(Records that describe figures)
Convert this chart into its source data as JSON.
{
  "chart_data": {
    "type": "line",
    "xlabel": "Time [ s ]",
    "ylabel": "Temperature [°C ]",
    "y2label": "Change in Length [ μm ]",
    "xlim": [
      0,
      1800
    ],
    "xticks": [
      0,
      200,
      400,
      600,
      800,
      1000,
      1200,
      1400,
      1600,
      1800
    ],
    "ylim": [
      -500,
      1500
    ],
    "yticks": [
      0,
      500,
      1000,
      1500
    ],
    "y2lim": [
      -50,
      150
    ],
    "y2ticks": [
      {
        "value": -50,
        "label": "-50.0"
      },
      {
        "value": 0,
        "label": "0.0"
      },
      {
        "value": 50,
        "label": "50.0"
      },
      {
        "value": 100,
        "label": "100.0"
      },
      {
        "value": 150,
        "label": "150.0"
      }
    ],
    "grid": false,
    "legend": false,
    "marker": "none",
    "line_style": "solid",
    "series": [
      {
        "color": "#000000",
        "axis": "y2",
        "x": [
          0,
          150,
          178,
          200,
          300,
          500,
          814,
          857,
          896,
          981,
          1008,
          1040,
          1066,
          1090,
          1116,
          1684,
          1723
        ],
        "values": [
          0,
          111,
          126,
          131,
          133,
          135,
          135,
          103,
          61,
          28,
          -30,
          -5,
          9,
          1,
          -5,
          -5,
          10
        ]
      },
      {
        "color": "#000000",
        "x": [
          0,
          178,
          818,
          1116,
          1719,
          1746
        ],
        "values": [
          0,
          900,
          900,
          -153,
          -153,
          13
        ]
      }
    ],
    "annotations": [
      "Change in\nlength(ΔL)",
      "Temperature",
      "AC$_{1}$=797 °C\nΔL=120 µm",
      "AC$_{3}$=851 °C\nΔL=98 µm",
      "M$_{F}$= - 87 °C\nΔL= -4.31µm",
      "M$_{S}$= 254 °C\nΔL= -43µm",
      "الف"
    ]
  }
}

**Work to do:** Pull every line containing "Change" out of the records.

**Finished exercise:**
    "y2label": "Change in Length [ μm ]",
      "Change in\nlength(ΔL)",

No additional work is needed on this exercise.